Collection entries
==========

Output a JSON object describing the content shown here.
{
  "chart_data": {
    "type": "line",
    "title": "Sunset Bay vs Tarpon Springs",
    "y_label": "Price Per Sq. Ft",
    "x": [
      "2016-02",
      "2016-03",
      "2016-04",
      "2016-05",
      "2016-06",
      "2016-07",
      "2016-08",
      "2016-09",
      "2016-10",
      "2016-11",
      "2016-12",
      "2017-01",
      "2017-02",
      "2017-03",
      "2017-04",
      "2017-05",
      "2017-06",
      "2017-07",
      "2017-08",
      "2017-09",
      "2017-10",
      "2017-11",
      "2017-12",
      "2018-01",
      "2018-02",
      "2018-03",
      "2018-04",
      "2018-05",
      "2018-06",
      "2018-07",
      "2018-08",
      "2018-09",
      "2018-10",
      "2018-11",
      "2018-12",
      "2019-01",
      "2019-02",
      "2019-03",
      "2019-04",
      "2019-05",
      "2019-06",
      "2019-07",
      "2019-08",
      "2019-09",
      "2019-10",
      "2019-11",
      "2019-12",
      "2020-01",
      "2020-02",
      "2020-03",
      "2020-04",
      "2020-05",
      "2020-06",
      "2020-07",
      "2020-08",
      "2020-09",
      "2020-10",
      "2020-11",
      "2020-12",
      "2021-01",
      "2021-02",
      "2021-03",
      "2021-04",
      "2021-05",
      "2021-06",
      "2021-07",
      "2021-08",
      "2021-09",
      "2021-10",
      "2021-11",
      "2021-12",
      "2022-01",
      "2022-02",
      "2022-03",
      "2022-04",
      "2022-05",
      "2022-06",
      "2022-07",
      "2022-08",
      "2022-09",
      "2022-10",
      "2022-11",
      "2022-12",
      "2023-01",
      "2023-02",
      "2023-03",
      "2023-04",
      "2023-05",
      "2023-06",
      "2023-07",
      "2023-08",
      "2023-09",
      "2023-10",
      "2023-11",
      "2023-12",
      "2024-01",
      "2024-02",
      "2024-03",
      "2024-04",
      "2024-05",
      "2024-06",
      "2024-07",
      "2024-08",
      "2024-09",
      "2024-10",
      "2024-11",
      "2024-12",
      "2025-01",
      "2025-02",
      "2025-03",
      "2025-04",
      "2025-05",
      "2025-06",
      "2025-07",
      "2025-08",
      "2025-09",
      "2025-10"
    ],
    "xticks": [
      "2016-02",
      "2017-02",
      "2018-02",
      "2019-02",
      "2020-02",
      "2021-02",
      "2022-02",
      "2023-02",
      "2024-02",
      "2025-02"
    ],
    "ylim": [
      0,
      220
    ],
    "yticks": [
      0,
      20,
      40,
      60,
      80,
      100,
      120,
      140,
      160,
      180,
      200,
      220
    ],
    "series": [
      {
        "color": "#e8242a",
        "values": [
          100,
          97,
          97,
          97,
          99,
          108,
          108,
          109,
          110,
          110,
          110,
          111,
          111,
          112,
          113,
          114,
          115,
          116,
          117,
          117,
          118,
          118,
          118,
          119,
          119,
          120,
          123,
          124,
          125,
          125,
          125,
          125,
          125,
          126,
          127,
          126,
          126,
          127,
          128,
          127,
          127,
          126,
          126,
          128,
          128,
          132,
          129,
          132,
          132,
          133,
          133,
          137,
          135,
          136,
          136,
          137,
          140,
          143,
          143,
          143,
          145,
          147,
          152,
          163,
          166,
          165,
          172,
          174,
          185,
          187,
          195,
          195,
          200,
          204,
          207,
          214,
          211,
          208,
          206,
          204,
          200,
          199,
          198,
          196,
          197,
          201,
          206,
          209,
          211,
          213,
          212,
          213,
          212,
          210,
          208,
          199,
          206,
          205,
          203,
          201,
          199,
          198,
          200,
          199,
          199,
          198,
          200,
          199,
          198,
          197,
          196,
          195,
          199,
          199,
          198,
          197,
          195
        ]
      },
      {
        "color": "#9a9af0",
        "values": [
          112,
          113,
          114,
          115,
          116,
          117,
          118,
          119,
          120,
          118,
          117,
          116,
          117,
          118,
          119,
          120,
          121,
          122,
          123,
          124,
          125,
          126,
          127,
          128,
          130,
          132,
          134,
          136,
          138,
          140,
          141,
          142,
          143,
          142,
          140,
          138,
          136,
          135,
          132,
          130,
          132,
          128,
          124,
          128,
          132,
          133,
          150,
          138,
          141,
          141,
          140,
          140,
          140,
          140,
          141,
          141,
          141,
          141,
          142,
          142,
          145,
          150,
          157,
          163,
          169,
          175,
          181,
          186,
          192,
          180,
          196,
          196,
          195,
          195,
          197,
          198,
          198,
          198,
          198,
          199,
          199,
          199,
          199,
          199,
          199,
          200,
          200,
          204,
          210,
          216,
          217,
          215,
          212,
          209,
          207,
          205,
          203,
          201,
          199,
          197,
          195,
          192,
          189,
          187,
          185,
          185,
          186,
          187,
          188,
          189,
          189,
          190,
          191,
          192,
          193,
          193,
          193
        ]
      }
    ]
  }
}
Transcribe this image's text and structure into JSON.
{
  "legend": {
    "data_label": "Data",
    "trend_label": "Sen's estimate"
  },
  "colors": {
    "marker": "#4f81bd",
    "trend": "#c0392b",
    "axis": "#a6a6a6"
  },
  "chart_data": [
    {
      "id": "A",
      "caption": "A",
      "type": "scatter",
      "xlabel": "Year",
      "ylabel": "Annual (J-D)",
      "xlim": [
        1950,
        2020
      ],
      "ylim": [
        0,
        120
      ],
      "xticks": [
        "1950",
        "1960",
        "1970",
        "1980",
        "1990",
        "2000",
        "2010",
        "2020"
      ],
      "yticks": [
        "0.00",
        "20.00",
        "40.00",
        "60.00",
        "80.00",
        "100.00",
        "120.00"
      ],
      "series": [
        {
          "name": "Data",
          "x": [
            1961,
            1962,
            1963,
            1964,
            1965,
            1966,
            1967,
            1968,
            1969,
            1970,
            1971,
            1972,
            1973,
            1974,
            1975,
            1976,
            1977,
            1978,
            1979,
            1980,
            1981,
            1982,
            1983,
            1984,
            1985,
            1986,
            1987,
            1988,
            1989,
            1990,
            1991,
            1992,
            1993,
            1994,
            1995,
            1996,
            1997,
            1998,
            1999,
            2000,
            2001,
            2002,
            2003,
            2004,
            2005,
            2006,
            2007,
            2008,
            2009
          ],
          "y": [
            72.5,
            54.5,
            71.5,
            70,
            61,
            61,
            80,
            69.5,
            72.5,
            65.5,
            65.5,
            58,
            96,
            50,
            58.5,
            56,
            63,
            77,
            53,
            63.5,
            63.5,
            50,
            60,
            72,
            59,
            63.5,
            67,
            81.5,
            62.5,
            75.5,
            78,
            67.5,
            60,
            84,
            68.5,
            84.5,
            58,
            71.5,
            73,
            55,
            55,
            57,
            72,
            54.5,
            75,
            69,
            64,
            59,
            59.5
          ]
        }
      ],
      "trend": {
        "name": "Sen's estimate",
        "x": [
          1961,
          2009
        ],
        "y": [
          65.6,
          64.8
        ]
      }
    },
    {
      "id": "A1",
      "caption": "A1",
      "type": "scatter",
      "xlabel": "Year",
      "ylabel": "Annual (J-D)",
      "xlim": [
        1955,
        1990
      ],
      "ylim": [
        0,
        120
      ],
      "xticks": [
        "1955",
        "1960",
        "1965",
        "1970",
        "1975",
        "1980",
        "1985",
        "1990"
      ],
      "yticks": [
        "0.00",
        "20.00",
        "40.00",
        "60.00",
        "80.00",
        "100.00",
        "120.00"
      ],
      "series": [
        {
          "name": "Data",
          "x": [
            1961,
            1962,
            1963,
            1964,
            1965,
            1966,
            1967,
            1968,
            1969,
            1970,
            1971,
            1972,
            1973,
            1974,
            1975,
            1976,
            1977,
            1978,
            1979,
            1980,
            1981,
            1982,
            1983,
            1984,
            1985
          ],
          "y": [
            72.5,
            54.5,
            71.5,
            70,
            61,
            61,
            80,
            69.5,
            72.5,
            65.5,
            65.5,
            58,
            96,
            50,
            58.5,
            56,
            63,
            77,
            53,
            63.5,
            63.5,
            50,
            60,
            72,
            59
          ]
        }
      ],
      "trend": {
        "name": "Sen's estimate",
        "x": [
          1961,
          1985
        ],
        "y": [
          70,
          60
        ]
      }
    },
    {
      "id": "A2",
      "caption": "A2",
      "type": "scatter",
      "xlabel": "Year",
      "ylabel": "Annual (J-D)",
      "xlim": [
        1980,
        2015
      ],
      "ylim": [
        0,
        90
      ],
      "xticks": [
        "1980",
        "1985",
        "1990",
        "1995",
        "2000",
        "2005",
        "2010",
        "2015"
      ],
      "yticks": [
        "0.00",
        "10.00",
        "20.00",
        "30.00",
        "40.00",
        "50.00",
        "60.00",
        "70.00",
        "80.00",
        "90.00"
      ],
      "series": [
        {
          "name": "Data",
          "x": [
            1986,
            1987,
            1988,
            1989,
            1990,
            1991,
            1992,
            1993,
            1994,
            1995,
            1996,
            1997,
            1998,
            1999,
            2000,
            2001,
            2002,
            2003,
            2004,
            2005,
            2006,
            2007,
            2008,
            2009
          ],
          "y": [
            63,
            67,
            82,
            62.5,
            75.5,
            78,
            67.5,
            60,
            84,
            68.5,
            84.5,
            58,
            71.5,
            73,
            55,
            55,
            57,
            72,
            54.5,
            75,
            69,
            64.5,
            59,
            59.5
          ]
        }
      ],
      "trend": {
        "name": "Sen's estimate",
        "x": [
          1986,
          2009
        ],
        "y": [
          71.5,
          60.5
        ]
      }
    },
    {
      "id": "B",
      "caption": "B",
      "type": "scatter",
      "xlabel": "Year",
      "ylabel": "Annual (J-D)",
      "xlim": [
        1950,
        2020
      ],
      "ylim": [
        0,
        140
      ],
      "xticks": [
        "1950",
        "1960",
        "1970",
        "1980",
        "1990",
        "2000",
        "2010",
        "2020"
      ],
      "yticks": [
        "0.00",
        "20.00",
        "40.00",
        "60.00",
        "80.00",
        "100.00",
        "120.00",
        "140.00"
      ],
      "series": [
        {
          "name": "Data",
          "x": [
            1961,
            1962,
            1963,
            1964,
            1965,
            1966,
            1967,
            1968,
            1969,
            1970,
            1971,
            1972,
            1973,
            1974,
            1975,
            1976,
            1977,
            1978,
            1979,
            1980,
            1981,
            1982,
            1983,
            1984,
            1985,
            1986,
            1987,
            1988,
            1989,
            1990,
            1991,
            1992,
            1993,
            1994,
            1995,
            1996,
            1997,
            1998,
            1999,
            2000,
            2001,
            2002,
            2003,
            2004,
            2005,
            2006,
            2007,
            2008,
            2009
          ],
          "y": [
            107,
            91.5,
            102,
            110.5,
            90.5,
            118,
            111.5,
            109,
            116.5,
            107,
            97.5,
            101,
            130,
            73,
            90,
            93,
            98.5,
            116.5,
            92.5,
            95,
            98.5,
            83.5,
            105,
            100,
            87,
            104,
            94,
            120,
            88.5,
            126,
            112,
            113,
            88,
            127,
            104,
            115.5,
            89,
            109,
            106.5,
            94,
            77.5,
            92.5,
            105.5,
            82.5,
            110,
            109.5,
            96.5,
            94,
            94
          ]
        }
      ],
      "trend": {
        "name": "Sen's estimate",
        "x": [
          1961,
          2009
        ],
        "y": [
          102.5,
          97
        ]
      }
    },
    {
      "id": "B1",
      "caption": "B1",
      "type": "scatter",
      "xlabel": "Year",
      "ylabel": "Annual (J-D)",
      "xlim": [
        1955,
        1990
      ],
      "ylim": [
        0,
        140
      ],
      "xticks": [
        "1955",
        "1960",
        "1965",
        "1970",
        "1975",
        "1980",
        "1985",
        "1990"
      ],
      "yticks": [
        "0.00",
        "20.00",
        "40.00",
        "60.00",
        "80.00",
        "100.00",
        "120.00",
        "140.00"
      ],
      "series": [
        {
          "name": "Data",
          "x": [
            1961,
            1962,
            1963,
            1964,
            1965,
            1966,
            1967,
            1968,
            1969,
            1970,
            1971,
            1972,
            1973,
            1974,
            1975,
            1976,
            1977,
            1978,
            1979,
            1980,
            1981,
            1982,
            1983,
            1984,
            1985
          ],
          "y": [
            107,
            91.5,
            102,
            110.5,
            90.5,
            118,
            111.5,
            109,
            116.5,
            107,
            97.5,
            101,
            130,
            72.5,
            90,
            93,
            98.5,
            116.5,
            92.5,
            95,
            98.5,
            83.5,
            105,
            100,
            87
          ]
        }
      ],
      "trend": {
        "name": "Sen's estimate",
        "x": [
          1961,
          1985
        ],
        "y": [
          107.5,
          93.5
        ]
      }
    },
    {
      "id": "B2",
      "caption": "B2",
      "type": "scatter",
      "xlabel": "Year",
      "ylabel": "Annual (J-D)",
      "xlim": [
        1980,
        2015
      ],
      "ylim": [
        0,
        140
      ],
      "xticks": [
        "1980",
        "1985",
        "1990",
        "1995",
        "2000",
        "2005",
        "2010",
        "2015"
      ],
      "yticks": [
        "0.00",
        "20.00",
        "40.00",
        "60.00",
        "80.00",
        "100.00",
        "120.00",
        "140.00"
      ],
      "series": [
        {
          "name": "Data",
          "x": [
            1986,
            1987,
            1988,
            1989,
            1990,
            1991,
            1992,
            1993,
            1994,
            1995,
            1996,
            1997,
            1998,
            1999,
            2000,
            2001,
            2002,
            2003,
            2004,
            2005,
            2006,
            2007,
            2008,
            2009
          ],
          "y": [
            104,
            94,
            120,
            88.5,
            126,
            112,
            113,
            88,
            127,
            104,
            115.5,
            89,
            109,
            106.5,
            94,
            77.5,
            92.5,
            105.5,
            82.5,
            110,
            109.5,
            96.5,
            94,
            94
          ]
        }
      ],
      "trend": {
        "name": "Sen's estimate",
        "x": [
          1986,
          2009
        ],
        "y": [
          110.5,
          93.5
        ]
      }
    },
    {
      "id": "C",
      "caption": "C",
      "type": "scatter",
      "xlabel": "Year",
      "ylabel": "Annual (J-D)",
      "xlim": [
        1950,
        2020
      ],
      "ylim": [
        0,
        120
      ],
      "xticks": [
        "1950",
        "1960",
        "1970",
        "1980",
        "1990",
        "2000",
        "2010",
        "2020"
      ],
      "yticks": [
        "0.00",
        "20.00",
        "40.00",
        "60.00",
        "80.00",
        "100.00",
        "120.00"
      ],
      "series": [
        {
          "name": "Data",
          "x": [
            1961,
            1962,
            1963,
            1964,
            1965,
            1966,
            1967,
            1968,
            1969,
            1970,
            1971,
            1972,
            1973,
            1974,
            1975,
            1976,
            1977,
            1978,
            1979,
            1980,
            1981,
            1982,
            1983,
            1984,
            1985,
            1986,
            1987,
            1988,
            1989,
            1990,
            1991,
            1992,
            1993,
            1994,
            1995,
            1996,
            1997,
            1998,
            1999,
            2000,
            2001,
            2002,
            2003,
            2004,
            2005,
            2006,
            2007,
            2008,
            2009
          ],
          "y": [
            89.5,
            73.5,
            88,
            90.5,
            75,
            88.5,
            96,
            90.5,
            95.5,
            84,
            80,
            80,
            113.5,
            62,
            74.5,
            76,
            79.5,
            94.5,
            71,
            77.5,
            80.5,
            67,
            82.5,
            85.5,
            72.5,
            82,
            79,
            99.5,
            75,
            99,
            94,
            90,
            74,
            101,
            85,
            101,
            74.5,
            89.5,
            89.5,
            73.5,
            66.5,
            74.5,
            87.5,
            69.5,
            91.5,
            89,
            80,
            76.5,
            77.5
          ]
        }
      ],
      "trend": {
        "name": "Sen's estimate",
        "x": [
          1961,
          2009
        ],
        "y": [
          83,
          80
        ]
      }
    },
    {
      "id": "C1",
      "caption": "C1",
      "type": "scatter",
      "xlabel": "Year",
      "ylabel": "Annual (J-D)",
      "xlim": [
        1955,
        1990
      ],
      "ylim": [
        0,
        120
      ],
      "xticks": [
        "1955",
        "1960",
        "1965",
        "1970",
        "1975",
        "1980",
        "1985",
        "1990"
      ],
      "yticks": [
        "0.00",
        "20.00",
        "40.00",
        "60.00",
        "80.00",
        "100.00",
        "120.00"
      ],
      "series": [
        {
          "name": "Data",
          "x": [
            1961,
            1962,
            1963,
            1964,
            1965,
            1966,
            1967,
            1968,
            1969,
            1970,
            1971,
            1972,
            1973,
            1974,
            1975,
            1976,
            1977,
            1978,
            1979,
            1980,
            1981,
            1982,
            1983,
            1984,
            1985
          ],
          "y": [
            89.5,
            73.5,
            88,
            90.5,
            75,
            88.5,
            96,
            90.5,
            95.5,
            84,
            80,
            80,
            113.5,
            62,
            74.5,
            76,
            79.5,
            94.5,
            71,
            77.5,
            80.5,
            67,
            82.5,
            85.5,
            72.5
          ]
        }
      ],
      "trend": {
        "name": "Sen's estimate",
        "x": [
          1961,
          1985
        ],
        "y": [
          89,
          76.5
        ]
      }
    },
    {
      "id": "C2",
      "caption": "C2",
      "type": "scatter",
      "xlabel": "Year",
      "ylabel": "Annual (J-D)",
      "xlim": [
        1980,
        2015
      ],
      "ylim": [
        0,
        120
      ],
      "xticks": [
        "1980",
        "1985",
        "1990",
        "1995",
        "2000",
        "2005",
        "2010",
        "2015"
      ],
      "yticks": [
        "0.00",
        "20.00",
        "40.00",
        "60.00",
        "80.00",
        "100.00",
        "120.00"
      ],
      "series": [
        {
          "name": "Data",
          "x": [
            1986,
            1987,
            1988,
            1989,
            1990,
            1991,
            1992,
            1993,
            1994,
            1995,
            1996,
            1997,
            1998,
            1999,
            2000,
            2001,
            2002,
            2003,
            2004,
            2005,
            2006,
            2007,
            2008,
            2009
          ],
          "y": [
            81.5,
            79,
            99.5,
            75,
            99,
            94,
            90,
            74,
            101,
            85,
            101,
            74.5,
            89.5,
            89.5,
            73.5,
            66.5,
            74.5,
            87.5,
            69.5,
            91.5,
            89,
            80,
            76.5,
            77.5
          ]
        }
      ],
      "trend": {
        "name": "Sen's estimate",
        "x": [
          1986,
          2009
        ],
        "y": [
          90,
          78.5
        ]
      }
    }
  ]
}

==========

WRITTEN INSTRUCTION
Filter the entries down to the lines containing "caption". Copy each of those lines.

FINISHED EXERCISE
      "caption": "A",
      "caption": "A1",
      "caption": "A2",
      "caption": "B",
      "caption": "B1",
      "caption": "B2",
      "caption": "C",
      "caption": "C1",
      "caption": "C2",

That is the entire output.